INSTRUCTIONS FOR THE TASK: Could you switch every "colorbar-box" in the rows below to "colorbar-swatch" and give all the rows back with nothing else altered?

begin ENTRIES

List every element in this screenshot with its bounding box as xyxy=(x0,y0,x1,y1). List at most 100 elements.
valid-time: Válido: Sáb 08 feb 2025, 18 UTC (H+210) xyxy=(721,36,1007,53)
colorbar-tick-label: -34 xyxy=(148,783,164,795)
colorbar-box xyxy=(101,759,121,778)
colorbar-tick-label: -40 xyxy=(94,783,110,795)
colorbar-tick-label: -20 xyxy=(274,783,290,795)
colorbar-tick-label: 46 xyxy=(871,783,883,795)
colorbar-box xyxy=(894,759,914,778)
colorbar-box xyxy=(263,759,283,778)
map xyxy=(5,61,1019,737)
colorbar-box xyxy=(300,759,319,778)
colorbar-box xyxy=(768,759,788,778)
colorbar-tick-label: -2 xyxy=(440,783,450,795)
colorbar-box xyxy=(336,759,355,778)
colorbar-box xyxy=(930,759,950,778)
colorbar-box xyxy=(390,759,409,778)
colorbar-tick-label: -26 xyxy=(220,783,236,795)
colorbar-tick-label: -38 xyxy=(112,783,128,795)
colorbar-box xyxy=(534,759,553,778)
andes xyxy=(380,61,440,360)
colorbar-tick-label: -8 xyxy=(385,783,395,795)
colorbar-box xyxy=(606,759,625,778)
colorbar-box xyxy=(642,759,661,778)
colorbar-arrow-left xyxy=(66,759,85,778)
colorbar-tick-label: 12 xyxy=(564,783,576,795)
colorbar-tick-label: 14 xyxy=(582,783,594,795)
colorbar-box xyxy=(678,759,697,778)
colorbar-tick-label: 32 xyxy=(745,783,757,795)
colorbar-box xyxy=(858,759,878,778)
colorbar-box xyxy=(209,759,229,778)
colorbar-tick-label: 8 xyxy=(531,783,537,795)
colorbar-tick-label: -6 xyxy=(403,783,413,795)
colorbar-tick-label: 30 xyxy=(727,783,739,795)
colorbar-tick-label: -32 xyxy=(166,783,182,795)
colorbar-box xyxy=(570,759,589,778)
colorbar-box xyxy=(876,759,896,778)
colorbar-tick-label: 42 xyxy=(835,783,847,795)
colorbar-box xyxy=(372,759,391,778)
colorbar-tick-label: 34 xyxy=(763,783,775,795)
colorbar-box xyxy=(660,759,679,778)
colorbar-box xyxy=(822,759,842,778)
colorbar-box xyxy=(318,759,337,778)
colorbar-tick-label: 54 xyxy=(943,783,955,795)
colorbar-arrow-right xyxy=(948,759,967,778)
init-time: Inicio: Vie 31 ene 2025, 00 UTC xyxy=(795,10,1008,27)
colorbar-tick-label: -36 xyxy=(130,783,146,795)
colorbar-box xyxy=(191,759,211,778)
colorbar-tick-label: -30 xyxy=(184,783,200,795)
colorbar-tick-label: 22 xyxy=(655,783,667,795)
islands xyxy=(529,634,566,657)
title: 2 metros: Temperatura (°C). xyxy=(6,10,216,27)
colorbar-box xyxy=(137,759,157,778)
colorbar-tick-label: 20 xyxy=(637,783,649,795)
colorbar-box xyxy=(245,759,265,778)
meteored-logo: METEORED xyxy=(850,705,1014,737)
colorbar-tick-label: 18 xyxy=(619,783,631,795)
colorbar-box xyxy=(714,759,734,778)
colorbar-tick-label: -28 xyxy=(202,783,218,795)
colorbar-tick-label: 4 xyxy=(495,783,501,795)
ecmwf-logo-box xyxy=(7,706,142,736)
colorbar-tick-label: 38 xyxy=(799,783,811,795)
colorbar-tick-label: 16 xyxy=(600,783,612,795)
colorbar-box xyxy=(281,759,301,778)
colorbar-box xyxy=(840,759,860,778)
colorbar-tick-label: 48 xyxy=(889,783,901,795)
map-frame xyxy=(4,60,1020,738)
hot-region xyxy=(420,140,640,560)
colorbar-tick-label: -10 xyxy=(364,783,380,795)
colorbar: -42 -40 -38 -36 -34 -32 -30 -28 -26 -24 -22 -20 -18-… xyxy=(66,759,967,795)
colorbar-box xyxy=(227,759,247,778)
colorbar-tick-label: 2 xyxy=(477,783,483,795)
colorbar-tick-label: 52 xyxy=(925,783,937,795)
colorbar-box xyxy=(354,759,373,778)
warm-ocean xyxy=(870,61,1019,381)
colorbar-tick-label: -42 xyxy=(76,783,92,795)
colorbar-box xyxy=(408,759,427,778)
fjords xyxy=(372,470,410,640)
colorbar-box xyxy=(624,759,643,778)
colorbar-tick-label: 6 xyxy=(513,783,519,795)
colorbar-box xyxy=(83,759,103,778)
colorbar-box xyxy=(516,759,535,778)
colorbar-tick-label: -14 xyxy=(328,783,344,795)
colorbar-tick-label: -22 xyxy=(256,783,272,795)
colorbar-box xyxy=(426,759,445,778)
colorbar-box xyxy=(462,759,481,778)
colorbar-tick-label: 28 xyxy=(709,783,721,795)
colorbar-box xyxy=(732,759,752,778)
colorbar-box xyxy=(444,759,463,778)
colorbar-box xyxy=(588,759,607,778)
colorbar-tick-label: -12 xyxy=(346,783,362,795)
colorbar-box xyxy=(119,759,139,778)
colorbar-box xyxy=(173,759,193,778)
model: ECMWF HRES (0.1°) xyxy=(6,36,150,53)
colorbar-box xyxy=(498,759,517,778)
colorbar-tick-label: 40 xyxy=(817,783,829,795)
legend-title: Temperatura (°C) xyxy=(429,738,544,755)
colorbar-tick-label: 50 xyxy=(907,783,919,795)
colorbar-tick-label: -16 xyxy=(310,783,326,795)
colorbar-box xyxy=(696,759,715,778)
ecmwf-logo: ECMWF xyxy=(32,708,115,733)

end ENTRIES

SOLVED PROBLEM:
List every element in this screenshot with its bounding box as xyxy=(x0,y0,x1,y1). List at most 100 elements.
valid-time: Válido: Sáb 08 feb 2025, 18 UTC (H+210) xyxy=(721,36,1007,53)
colorbar-tick-label: -34 xyxy=(148,783,164,795)
colorbar-swatch xyxy=(101,759,121,778)
colorbar-tick-label: -40 xyxy=(94,783,110,795)
colorbar-tick-label: -20 xyxy=(274,783,290,795)
colorbar-tick-label: 46 xyxy=(871,783,883,795)
colorbar-swatch xyxy=(894,759,914,778)
colorbar-swatch xyxy=(263,759,283,778)
map xyxy=(5,61,1019,737)
colorbar-swatch xyxy=(300,759,319,778)
colorbar-swatch xyxy=(768,759,788,778)
colorbar-tick-label: -2 xyxy=(440,783,450,795)
colorbar-swatch xyxy=(336,759,355,778)
colorbar-swatch xyxy=(930,759,950,778)
colorbar-swatch xyxy=(390,759,409,778)
colorbar-tick-label: -26 xyxy=(220,783,236,795)
colorbar-tick-label: -38 xyxy=(112,783,128,795)
colorbar-swatch xyxy=(534,759,553,778)
andes xyxy=(380,61,440,360)
colorbar-tick-label: -8 xyxy=(385,783,395,795)
colorbar-swatch xyxy=(606,759,625,778)
colorbar-swatch xyxy=(642,759,661,778)
colorbar-arrow-left xyxy=(66,759,85,778)
colorbar-tick-label: 12 xyxy=(564,783,576,795)
colorbar-tick-label: 14 xyxy=(582,783,594,795)
colorbar-swatch xyxy=(678,759,697,778)
colorbar-tick-label: 32 xyxy=(745,783,757,795)
colorbar-swatch xyxy=(858,759,878,778)
colorbar-swatch xyxy=(209,759,229,778)
colorbar-tick-label: 8 xyxy=(531,783,537,795)
colorbar-tick-label: -6 xyxy=(403,783,413,795)
colorbar-tick-label: 30 xyxy=(727,783,739,795)
colorbar-tick-label: -32 xyxy=(166,783,182,795)
colorbar-swatch xyxy=(570,759,589,778)
colorbar-swatch xyxy=(876,759,896,778)
colorbar-tick-label: 42 xyxy=(835,783,847,795)
colorbar-swatch xyxy=(372,759,391,778)
colorbar-tick-label: 34 xyxy=(763,783,775,795)
colorbar-swatch xyxy=(660,759,679,778)
colorbar-swatch xyxy=(822,759,842,778)
colorbar-swatch xyxy=(318,759,337,778)
colorbar-tick-label: 54 xyxy=(943,783,955,795)
colorbar-arrow-right xyxy=(948,759,967,778)
init-time: Inicio: Vie 31 ene 2025, 00 UTC xyxy=(795,10,1008,27)
colorbar-tick-label: -36 xyxy=(130,783,146,795)
colorbar-swatch xyxy=(191,759,211,778)
colorbar-tick-label: -30 xyxy=(184,783,200,795)
colorbar-tick-label: 22 xyxy=(655,783,667,795)
islands xyxy=(529,634,566,657)
title: 2 metros: Temperatura (°C). xyxy=(6,10,216,27)
colorbar-swatch xyxy=(137,759,157,778)
colorbar-tick-label: 20 xyxy=(637,783,649,795)
colorbar-swatch xyxy=(245,759,265,778)
meteored-logo: METEORED xyxy=(850,705,1014,737)
colorbar-tick-label: 18 xyxy=(619,783,631,795)
colorbar-swatch xyxy=(714,759,734,778)
colorbar-tick-label: -28 xyxy=(202,783,218,795)
colorbar-tick-label: 4 xyxy=(495,783,501,795)
ecmwf-logo-box xyxy=(7,706,142,736)
colorbar-tick-label: 38 xyxy=(799,783,811,795)
colorbar-tick-label: 16 xyxy=(600,783,612,795)
colorbar-swatch xyxy=(281,759,301,778)
colorbar-swatch xyxy=(840,759,860,778)
colorbar-tick-label: 48 xyxy=(889,783,901,795)
map-frame xyxy=(4,60,1020,738)
hot-region xyxy=(420,140,640,560)
colorbar-tick-label: -10 xyxy=(364,783,380,795)
colorbar: -42 -40 -38 -36 -34 -32 -30 -28 -26 -24 -22 -20 -18-… xyxy=(66,759,967,795)
colorbar-swatch xyxy=(227,759,247,778)
colorbar-tick-label: 2 xyxy=(477,783,483,795)
colorbar-tick-label: 52 xyxy=(925,783,937,795)
colorbar-swatch xyxy=(354,759,373,778)
warm-ocean xyxy=(870,61,1019,381)
colorbar-tick-label: -42 xyxy=(76,783,92,795)
colorbar-swatch xyxy=(408,759,427,778)
fjords xyxy=(372,470,410,640)
colorbar-swatch xyxy=(624,759,643,778)
colorbar-tick-label: 6 xyxy=(513,783,519,795)
colorbar-swatch xyxy=(83,759,103,778)
colorbar-swatch xyxy=(516,759,535,778)
colorbar-tick-label: -14 xyxy=(328,783,344,795)
colorbar-tick-label: -22 xyxy=(256,783,272,795)
colorbar-swatch xyxy=(426,759,445,778)
colorbar-swatch xyxy=(462,759,481,778)
colorbar-tick-label: 28 xyxy=(709,783,721,795)
colorbar-swatch xyxy=(732,759,752,778)
colorbar-swatch xyxy=(444,759,463,778)
colorbar-swatch xyxy=(588,759,607,778)
colorbar-tick-label: -12 xyxy=(346,783,362,795)
colorbar-swatch xyxy=(119,759,139,778)
colorbar-swatch xyxy=(173,759,193,778)
model: ECMWF HRES (0.1°) xyxy=(6,36,150,53)
colorbar-swatch xyxy=(498,759,517,778)
colorbar-tick-label: 40 xyxy=(817,783,829,795)
legend-title: Temperatura (°C) xyxy=(429,738,544,755)
colorbar-tick-label: 50 xyxy=(907,783,919,795)
colorbar-tick-label: -16 xyxy=(310,783,326,795)
colorbar-swatch xyxy=(696,759,715,778)
ecmwf-logo: ECMWF xyxy=(32,708,115,733)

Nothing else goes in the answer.